-- begin --

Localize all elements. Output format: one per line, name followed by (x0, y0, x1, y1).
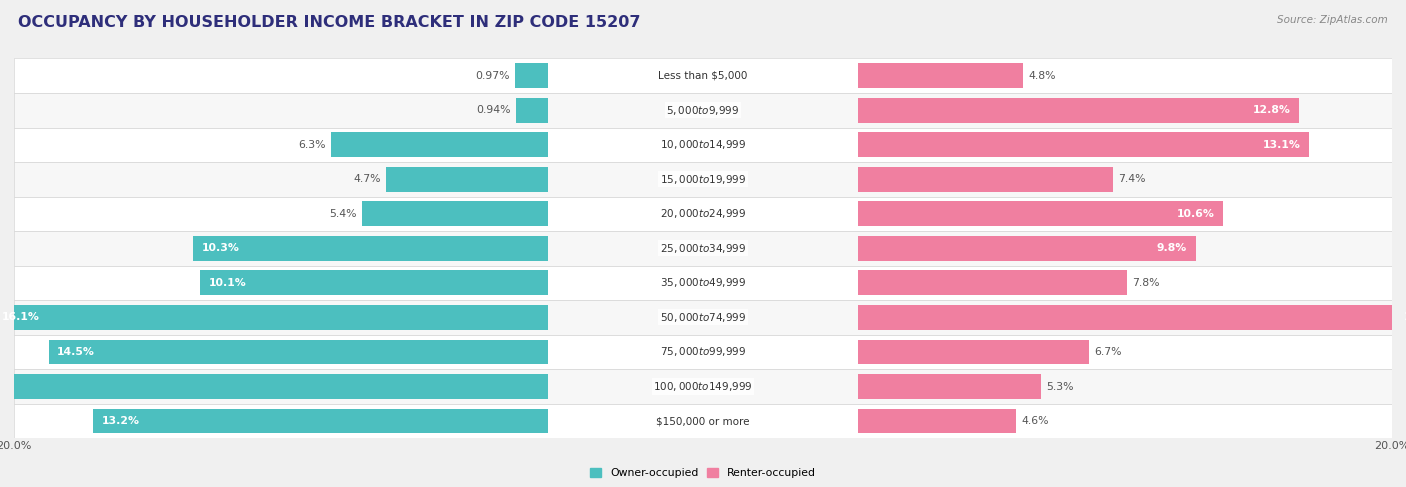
Text: $25,000 to $34,999: $25,000 to $34,999 (659, 242, 747, 255)
Text: $50,000 to $74,999: $50,000 to $74,999 (659, 311, 747, 324)
Text: $35,000 to $49,999: $35,000 to $49,999 (659, 277, 747, 289)
Bar (48, 339, 548, 364)
Text: 6.3%: 6.3% (298, 140, 326, 150)
Text: 12.8%: 12.8% (1253, 105, 1291, 115)
Text: 5.3%: 5.3% (1046, 381, 1073, 392)
Bar (858, 339, 1088, 364)
Bar (361, 202, 548, 226)
Text: 4.8%: 4.8% (1029, 71, 1056, 81)
Text: 16.1%: 16.1% (1, 313, 39, 322)
Bar (14, 335, 1392, 369)
Text: OCCUPANCY BY HOUSEHOLDER INCOME BRACKET IN ZIP CODE 15207: OCCUPANCY BY HOUSEHOLDER INCOME BRACKET … (18, 15, 641, 30)
Text: 7.8%: 7.8% (1132, 278, 1160, 288)
Text: $75,000 to $99,999: $75,000 to $99,999 (659, 345, 747, 358)
Text: $10,000 to $14,999: $10,000 to $14,999 (659, 138, 747, 151)
Bar (14, 300, 1392, 335)
Text: 10.6%: 10.6% (1177, 209, 1215, 219)
Bar (93, 409, 548, 433)
Bar (14, 197, 1392, 231)
Bar (200, 270, 548, 295)
Text: 17.2%: 17.2% (1403, 313, 1406, 322)
Bar (14, 369, 1392, 404)
Text: 10.3%: 10.3% (202, 244, 239, 253)
Bar (858, 305, 1406, 330)
Bar (858, 98, 1299, 123)
Bar (14, 93, 1392, 128)
Bar (193, 236, 548, 261)
Text: $100,000 to $149,999: $100,000 to $149,999 (654, 380, 752, 393)
Text: 13.1%: 13.1% (1263, 140, 1301, 150)
Bar (14, 58, 1392, 93)
Bar (858, 409, 1017, 433)
Bar (14, 231, 1392, 265)
Bar (858, 167, 1114, 192)
Text: Less than $5,000: Less than $5,000 (658, 71, 748, 81)
Text: $150,000 or more: $150,000 or more (657, 416, 749, 426)
Bar (14, 128, 1392, 162)
Text: $15,000 to $19,999: $15,000 to $19,999 (659, 173, 747, 186)
Bar (14, 265, 1392, 300)
Bar (516, 98, 548, 123)
Text: 14.5%: 14.5% (58, 347, 96, 357)
Legend: Owner-occupied, Renter-occupied: Owner-occupied, Renter-occupied (586, 463, 820, 482)
Text: 4.6%: 4.6% (1022, 416, 1049, 426)
Text: 9.8%: 9.8% (1157, 244, 1187, 253)
Bar (330, 132, 548, 157)
Text: 7.4%: 7.4% (1118, 174, 1146, 184)
Bar (858, 132, 1309, 157)
Text: $20,000 to $24,999: $20,000 to $24,999 (659, 207, 747, 220)
Bar (387, 167, 548, 192)
Text: 10.1%: 10.1% (208, 278, 246, 288)
Bar (0, 374, 548, 399)
Bar (14, 404, 1392, 438)
Bar (858, 236, 1195, 261)
Text: 6.7%: 6.7% (1094, 347, 1122, 357)
Text: $5,000 to $9,999: $5,000 to $9,999 (666, 104, 740, 117)
Bar (0, 305, 548, 330)
Text: 13.2%: 13.2% (101, 416, 141, 426)
Bar (515, 63, 548, 88)
Bar (858, 270, 1126, 295)
Text: Source: ZipAtlas.com: Source: ZipAtlas.com (1277, 15, 1388, 25)
Bar (14, 162, 1392, 197)
Bar (858, 63, 1024, 88)
Bar (858, 374, 1040, 399)
Bar (858, 202, 1223, 226)
Text: 0.97%: 0.97% (475, 71, 509, 81)
Text: 4.7%: 4.7% (353, 174, 381, 184)
Text: 5.4%: 5.4% (329, 209, 357, 219)
Text: 0.94%: 0.94% (477, 105, 510, 115)
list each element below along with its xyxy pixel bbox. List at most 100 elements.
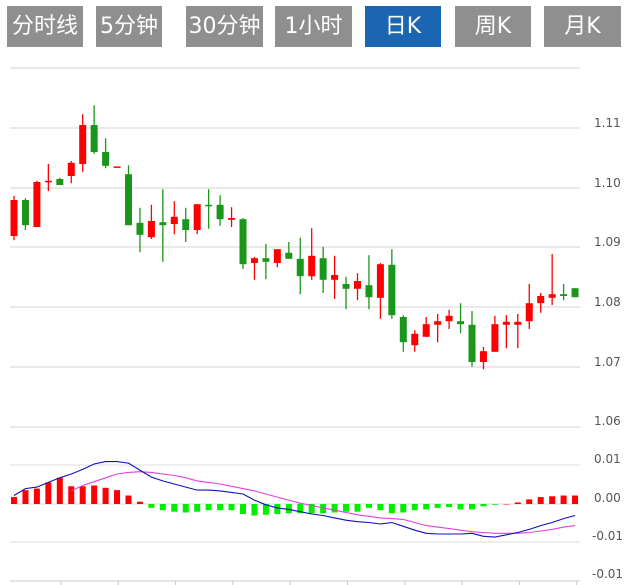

-- end --

» WORK REQUIRED
Copy every item above verbatim, omitting the pictures.

» WRITTEN SOLUTION
Localize all elements. Output format: one per line, name followed by (x0, y0, x1, y1).
Text: $25,000 to $34,999: $25,000 to $34,999 (659, 242, 747, 255)
Text: $50,000 to $74,999: $50,000 to $74,999 (659, 311, 747, 324)
Text: $35,000 to $49,999: $35,000 to $49,999 (659, 277, 747, 289)
Bar (48, 339, 548, 364)
Text: 6.3%: 6.3% (298, 140, 326, 150)
Text: 12.8%: 12.8% (1253, 105, 1291, 115)
Text: 5.3%: 5.3% (1046, 381, 1073, 392)
Bar (858, 339, 1088, 364)
Bar (361, 202, 548, 226)
Text: 4.8%: 4.8% (1029, 71, 1056, 81)
Text: 16.1%: 16.1% (1, 313, 39, 322)
Bar (14, 335, 1392, 369)
Text: OCCUPANCY BY HOUSEHOLDER INCOME BRACKET IN ZIP CODE 15207: OCCUPANCY BY HOUSEHOLDER INCOME BRACKET … (18, 15, 641, 30)
Text: 7.8%: 7.8% (1132, 278, 1160, 288)
Text: $75,000 to $99,999: $75,000 to $99,999 (659, 345, 747, 358)
Text: $10,000 to $14,999: $10,000 to $14,999 (659, 138, 747, 151)
Bar (14, 300, 1392, 335)
Text: 10.6%: 10.6% (1177, 209, 1215, 219)
Bar (93, 409, 548, 433)
Bar (14, 197, 1392, 231)
Bar (200, 270, 548, 295)
Text: 17.2%: 17.2% (1403, 313, 1406, 322)
Bar (14, 369, 1392, 404)
Text: 10.3%: 10.3% (202, 244, 239, 253)
Bar (858, 305, 1406, 330)
Bar (858, 98, 1299, 123)
Bar (14, 93, 1392, 128)
Bar (193, 236, 548, 261)
Text: $100,000 to $149,999: $100,000 to $149,999 (654, 380, 752, 393)
Text: 13.1%: 13.1% (1263, 140, 1301, 150)
Bar (14, 58, 1392, 93)
Bar (858, 409, 1017, 433)
Bar (14, 231, 1392, 265)
Bar (858, 167, 1114, 192)
Text: Less than $5,000: Less than $5,000 (658, 71, 748, 81)
Text: $150,000 or more: $150,000 or more (657, 416, 749, 426)
Bar (14, 128, 1392, 162)
Text: $15,000 to $19,999: $15,000 to $19,999 (659, 173, 747, 186)
Bar (14, 265, 1392, 300)
Bar (516, 98, 548, 123)
Text: 14.5%: 14.5% (58, 347, 96, 357)
Legend: Owner-occupied, Renter-occupied: Owner-occupied, Renter-occupied (586, 463, 820, 482)
Text: 4.6%: 4.6% (1022, 416, 1049, 426)
Text: 9.8%: 9.8% (1157, 244, 1187, 253)
Bar (330, 132, 548, 157)
Text: 7.4%: 7.4% (1118, 174, 1146, 184)
Bar (858, 132, 1309, 157)
Text: $20,000 to $24,999: $20,000 to $24,999 (659, 207, 747, 220)
Bar (387, 167, 548, 192)
Text: 10.1%: 10.1% (208, 278, 246, 288)
Bar (0, 374, 548, 399)
Bar (14, 404, 1392, 438)
Bar (858, 236, 1195, 261)
Text: 6.7%: 6.7% (1094, 347, 1122, 357)
Text: $5,000 to $9,999: $5,000 to $9,999 (666, 104, 740, 117)
Bar (0, 305, 548, 330)
Text: 13.2%: 13.2% (101, 416, 141, 426)
Bar (515, 63, 548, 88)
Bar (858, 270, 1126, 295)
Text: Source: ZipAtlas.com: Source: ZipAtlas.com (1277, 15, 1388, 25)
Bar (14, 162, 1392, 197)
Bar (858, 63, 1024, 88)
Bar (858, 374, 1040, 399)
Bar (858, 202, 1223, 226)
Text: 0.97%: 0.97% (475, 71, 509, 81)
Text: 4.7%: 4.7% (353, 174, 381, 184)
Text: 5.4%: 5.4% (329, 209, 357, 219)
Text: 0.94%: 0.94% (477, 105, 510, 115)
list each element below along with its xyxy pixel bbox. List at most 100 elements.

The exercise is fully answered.